Reproduce every line of the items below word for word, without changing a single character.

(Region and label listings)
/---

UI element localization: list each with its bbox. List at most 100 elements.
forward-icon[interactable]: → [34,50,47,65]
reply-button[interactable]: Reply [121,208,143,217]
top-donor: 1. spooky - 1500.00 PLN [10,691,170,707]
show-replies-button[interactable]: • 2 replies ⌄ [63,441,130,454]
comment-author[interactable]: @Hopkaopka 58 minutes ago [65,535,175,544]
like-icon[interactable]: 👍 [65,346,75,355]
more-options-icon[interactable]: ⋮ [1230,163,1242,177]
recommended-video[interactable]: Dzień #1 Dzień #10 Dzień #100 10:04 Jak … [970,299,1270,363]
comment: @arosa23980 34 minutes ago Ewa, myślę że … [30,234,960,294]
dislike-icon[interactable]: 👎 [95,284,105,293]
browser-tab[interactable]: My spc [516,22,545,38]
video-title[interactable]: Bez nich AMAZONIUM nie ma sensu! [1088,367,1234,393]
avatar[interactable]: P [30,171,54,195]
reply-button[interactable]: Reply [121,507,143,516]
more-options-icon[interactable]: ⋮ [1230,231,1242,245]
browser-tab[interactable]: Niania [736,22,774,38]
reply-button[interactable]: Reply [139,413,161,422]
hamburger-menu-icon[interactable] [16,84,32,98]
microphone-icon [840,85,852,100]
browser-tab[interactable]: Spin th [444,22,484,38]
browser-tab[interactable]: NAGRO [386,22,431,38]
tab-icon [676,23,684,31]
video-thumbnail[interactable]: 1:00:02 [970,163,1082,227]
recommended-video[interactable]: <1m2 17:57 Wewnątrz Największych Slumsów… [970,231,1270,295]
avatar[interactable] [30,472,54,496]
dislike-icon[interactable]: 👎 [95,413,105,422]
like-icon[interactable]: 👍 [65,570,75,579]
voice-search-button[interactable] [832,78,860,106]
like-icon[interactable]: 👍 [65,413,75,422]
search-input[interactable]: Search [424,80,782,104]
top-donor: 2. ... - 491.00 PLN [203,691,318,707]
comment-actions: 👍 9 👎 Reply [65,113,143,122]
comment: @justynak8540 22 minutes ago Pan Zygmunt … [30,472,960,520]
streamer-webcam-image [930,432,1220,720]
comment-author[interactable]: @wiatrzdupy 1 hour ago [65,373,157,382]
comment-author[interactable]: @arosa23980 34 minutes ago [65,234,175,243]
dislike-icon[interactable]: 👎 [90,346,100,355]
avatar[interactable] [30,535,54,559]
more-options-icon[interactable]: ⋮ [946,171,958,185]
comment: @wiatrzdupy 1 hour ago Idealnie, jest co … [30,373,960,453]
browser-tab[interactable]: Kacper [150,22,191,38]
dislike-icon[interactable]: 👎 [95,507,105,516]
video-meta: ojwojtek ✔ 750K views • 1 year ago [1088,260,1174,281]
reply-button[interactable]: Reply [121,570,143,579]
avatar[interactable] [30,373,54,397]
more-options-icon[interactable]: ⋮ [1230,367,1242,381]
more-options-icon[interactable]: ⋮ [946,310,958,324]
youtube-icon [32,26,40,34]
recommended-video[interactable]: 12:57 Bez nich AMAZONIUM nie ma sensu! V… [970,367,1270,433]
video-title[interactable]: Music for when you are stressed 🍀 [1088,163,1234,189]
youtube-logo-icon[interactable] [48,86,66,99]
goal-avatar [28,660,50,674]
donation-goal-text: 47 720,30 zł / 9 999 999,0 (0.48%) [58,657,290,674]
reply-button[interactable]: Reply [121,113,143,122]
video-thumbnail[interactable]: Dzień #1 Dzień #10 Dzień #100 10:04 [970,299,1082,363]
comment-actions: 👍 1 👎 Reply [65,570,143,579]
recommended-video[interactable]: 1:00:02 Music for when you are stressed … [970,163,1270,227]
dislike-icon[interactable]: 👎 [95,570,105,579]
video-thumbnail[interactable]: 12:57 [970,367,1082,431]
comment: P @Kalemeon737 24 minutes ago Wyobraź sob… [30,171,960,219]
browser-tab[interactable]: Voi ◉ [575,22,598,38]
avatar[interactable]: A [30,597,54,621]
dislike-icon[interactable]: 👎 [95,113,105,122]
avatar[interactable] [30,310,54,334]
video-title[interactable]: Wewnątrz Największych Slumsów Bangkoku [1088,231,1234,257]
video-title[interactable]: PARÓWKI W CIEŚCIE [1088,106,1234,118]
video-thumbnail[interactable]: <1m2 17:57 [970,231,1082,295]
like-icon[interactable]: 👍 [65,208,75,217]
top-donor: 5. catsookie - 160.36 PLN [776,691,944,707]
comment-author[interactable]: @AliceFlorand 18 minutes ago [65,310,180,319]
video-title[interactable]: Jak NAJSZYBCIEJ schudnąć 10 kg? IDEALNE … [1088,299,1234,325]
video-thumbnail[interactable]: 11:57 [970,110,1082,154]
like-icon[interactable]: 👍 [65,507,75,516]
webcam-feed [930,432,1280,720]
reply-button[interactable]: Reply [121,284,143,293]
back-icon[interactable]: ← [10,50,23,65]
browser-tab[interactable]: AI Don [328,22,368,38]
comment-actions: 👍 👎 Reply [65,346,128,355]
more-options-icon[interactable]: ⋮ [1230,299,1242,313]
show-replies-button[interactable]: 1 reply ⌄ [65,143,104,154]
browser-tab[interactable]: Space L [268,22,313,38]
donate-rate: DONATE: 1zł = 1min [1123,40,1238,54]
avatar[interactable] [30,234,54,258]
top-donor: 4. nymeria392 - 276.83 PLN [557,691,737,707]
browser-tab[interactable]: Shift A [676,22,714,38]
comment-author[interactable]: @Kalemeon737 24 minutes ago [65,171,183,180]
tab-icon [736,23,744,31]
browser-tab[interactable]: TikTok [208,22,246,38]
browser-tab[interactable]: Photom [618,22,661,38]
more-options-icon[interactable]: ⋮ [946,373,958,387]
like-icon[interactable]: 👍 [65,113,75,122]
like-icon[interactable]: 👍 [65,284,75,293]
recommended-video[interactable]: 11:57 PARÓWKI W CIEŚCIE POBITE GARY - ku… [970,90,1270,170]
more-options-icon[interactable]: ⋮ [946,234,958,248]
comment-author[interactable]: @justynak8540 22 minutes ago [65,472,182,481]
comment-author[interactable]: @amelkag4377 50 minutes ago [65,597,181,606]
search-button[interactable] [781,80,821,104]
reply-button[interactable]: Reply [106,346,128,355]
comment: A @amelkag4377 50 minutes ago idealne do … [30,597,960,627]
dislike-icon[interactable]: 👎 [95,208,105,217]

\---

Response to the task:
UI element localization: list each with its bbox. List at most 100 elements.
forward-icon[interactable]: → [34,50,47,65]
reply-button[interactable]: Reply [121,208,143,217]
top-donor: 1. spooky - 1500.00 PLN [10,691,170,707]
show-replies-button[interactable]: • 2 replies ⌄ [63,441,130,454]
comment-author[interactable]: @Hopkaopka 58 minutes ago [65,535,175,544]
like-icon[interactable]: 👍 [65,346,75,355]
more-options-icon[interactable]: ⋮ [1230,163,1242,177]
recommended-video[interactable]: Dzień #1 Dzień #10 Dzień #100 10:04 Jak … [970,299,1270,363]
comment: @arosa23980 34 minutes ago Ewa, myślę że … [30,234,960,294]
dislike-icon[interactable]: 👎 [95,284,105,293]
browser-tab[interactable]: My spc [516,22,545,38]
video-title[interactable]: Bez nich AMAZONIUM nie ma sensu! [1088,367,1234,393]
avatar[interactable]: P [30,171,54,195]
reply-button[interactable]: Reply [121,507,143,516]
more-options-icon[interactable]: ⋮ [1230,231,1242,245]
browser-tab[interactable]: Niania [736,22,774,38]
reply-button[interactable]: Reply [139,413,161,422]
hamburger-menu-icon[interactable] [16,84,32,98]
microphone-icon [840,85,852,100]
browser-tab[interactable]: Spin th [444,22,484,38]
browser-tab[interactable]: NAGRO [386,22,431,38]
tab-icon [676,23,684,31]
video-thumbnail[interactable]: 1:00:02 [970,163,1082,227]
recommended-video[interactable]: <1m2 17:57 Wewnątrz Największych Slumsów… [970,231,1270,295]
avatar[interactable] [30,472,54,496]
dislike-icon[interactable]: 👎 [95,413,105,422]
like-icon[interactable]: 👍 [65,570,75,579]
voice-search-button[interactable] [832,78,860,106]
like-icon[interactable]: 👍 [65,413,75,422]
search-input[interactable]: Search [424,80,782,104]
top-donor: 2. ... - 491.00 PLN [203,691,318,707]
comment-actions: 👍 9 👎 Reply [65,113,143,122]
comment: @justynak8540 22 minutes ago Pan Zygmunt … [30,472,960,520]
streamer-webcam-image [930,432,1220,720]
comment-author[interactable]: @wiatrzdupy 1 hour ago [65,373,157,382]
comment-author[interactable]: @arosa23980 34 minutes ago [65,234,175,243]
dislike-icon[interactable]: 👎 [90,346,100,355]
avatar[interactable] [30,535,54,559]
more-options-icon[interactable]: ⋮ [946,171,958,185]
comment: @wiatrzdupy 1 hour ago Idealnie, jest co … [30,373,960,453]
browser-tab[interactable]: Kacper [150,22,191,38]
dislike-icon[interactable]: 👎 [95,507,105,516]
video-meta: ojwojtek ✔ 750K views • 1 year ago [1088,260,1174,281]
reply-button[interactable]: Reply [121,570,143,579]
avatar[interactable] [30,373,54,397]
more-options-icon[interactable]: ⋮ [1230,367,1242,381]
more-options-icon[interactable]: ⋮ [946,310,958,324]
youtube-icon [32,26,40,34]
recommended-video[interactable]: 12:57 Bez nich AMAZONIUM nie ma sensu! V… [970,367,1270,433]
video-title[interactable]: Music for when you are stressed 🍀 [1088,163,1234,189]
youtube-logo-icon[interactable] [48,86,66,99]
goal-avatar [28,660,50,674]
donation-goal-text: 47 720,30 zł / 9 999 999,0 (0.48%) [58,657,290,674]
reply-button[interactable]: Reply [121,113,143,122]
video-thumbnail[interactable]: Dzień #1 Dzień #10 Dzień #100 10:04 [970,299,1082,363]
comment-actions: 👍 1 👎 Reply [65,570,143,579]
recommended-video[interactable]: 1:00:02 Music for when you are stressed … [970,163,1270,227]
dislike-icon[interactable]: 👎 [95,570,105,579]
video-thumbnail[interactable]: 12:57 [970,367,1082,431]
comment: P @Kalemeon737 24 minutes ago Wyobraź sob… [30,171,960,219]
browser-tab[interactable]: Voi ◉ [575,22,598,38]
avatar[interactable]: A [30,597,54,621]
dislike-icon[interactable]: 👎 [95,113,105,122]
avatar[interactable] [30,310,54,334]
video-title[interactable]: Wewnątrz Największych Slumsów Bangkoku [1088,231,1234,257]
video-title[interactable]: PARÓWKI W CIEŚCIE [1088,106,1234,118]
video-thumbnail[interactable]: <1m2 17:57 [970,231,1082,295]
like-icon[interactable]: 👍 [65,208,75,217]
top-donor: 5. catsookie - 160.36 PLN [776,691,944,707]
comment-author[interactable]: @AliceFlorand 18 minutes ago [65,310,180,319]
video-title[interactable]: Jak NAJSZYBCIEJ schudnąć 10 kg? IDEALNE … [1088,299,1234,325]
video-thumbnail[interactable]: 11:57 [970,110,1082,154]
like-icon[interactable]: 👍 [65,507,75,516]
webcam-feed [930,432,1280,720]
reply-button[interactable]: Reply [121,284,143,293]
back-icon[interactable]: ← [10,50,23,65]
browser-tab[interactable]: AI Don [328,22,368,38]
comment-actions: 👍 👎 Reply [65,346,128,355]
more-options-icon[interactable]: ⋮ [1230,299,1242,313]
show-replies-button[interactable]: 1 reply ⌄ [65,143,104,154]
browser-tab[interactable]: Space L [268,22,313,38]
donate-rate: DONATE: 1zł = 1min [1123,40,1238,54]
avatar[interactable] [30,234,54,258]
top-donor: 4. nymeria392 - 276.83 PLN [557,691,737,707]
browser-tab[interactable]: Shift A [676,22,714,38]
comment-author[interactable]: @Kalemeon737 24 minutes ago [65,171,183,180]
tab-icon [736,23,744,31]
browser-tab[interactable]: TikTok [208,22,246,38]
browser-tab[interactable]: Photom [618,22,661,38]
more-options-icon[interactable]: ⋮ [946,373,958,387]
like-icon[interactable]: 👍 [65,113,75,122]
like-icon[interactable]: 👍 [65,284,75,293]
recommended-video[interactable]: 11:57 PARÓWKI W CIEŚCIE POBITE GARY - ku… [970,90,1270,170]
more-options-icon[interactable]: ⋮ [946,234,958,248]
comment-author[interactable]: @justynak8540 22 minutes ago [65,472,182,481]
comment-author[interactable]: @amelkag4377 50 minutes ago [65,597,181,606]
search-button[interactable] [781,80,821,104]
reply-button[interactable]: Reply [106,346,128,355]
comment: A @amelkag4377 50 minutes ago idealne do … [30,597,960,627]
dislike-icon[interactable]: 👎 [95,208,105,217]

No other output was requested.